EXERCISE DESCRIPTION: Leave out the pictures and return every entry exactly as it appears.

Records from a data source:

========

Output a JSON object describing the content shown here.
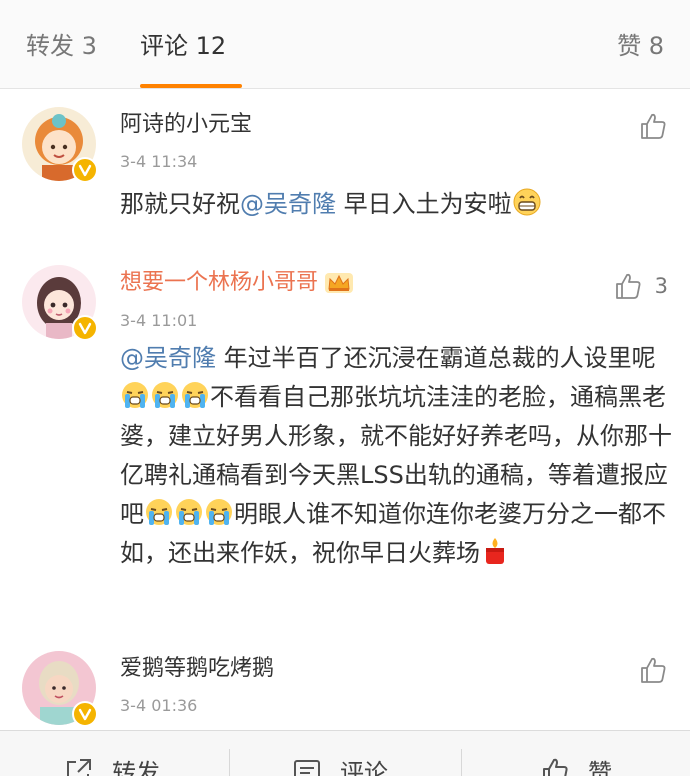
{
  "tabs": {
    "repost": "转发 3",
    "comment": "评论 12",
    "like": "赞 8"
  },
  "comments": [
    {
      "username": "阿诗的小元宝",
      "time": "3-4 11:34",
      "like_count": "",
      "text_before": "那就只好祝",
      "mention": "@吴奇隆",
      "text_after": " 早日入土为安啦"
    },
    {
      "username": "想要一个林杨小哥哥",
      "time": "3-4 11:01",
      "like_count": "3",
      "mention": "@吴奇隆",
      "text_a": " 年过半百了还沉浸在霸道总裁的人设里呢",
      "text_b": "不看看自己那张坑坑洼洼的老脸，通稿黑老婆，建立好男人形象，就不能好好养老吗，从你那十亿聘礼通稿看到今天黑LSS出轨的通稿，等着遭报应吧",
      "text_c": "明眼人谁不知道你连你老婆万分之一都不如，还出来作妖，祝你早日火葬场"
    },
    {
      "username": "爱鹅等鹅吃烤鹅",
      "time": "3-4 01:36",
      "like_count": ""
    }
  ],
  "bottom_bar": {
    "repost": "转发",
    "comment": "评论",
    "like": "赞"
  },
  "colors": {
    "accent": "#ff8200",
    "mention": "#507daf",
    "vip_name": "#eb7350",
    "verified_badge": "#f5b400"
  },
  "icons": [
    "thumb-up-icon",
    "verified-badge-icon",
    "crown-icon",
    "grin-emoji-icon",
    "crying-emoji-icon",
    "candle-emoji-icon",
    "repost-icon",
    "comment-icon"
  ]
}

========

OUTPUT BELOW:
Output a JSON object describing the content shown here.
{
  "tabs": {
    "repost": "转发 3",
    "comment": "评论 12",
    "like": "赞 8"
  },
  "comments": [
    {
      "username": "阿诗的小元宝",
      "time": "3-4 11:34",
      "like_count": "",
      "text_before": "那就只好祝",
      "mention": "@吴奇隆",
      "text_after": " 早日入土为安啦"
    },
    {
      "username": "想要一个林杨小哥哥",
      "time": "3-4 11:01",
      "like_count": "3",
      "mention": "@吴奇隆",
      "text_a": " 年过半百了还沉浸在霸道总裁的人设里呢",
      "text_b": "不看看自己那张坑坑洼洼的老脸，通稿黑老婆，建立好男人形象，就不能好好养老吗，从你那十亿聘礼通稿看到今天黑LSS出轨的通稿，等着遭报应吧",
      "text_c": "明眼人谁不知道你连你老婆万分之一都不如，还出来作妖，祝你早日火葬场"
    },
    {
      "username": "爱鹅等鹅吃烤鹅",
      "time": "3-4 01:36",
      "like_count": ""
    }
  ],
  "bottom_bar": {
    "repost": "转发",
    "comment": "评论",
    "like": "赞"
  },
  "colors": {
    "accent": "#ff8200",
    "mention": "#507daf",
    "vip_name": "#eb7350",
    "verified_badge": "#f5b400"
  },
  "icons": [
    "thumb-up-icon",
    "verified-badge-icon",
    "crown-icon",
    "grin-emoji-icon",
    "crying-emoji-icon",
    "candle-emoji-icon",
    "repost-icon",
    "comment-icon"
  ]
}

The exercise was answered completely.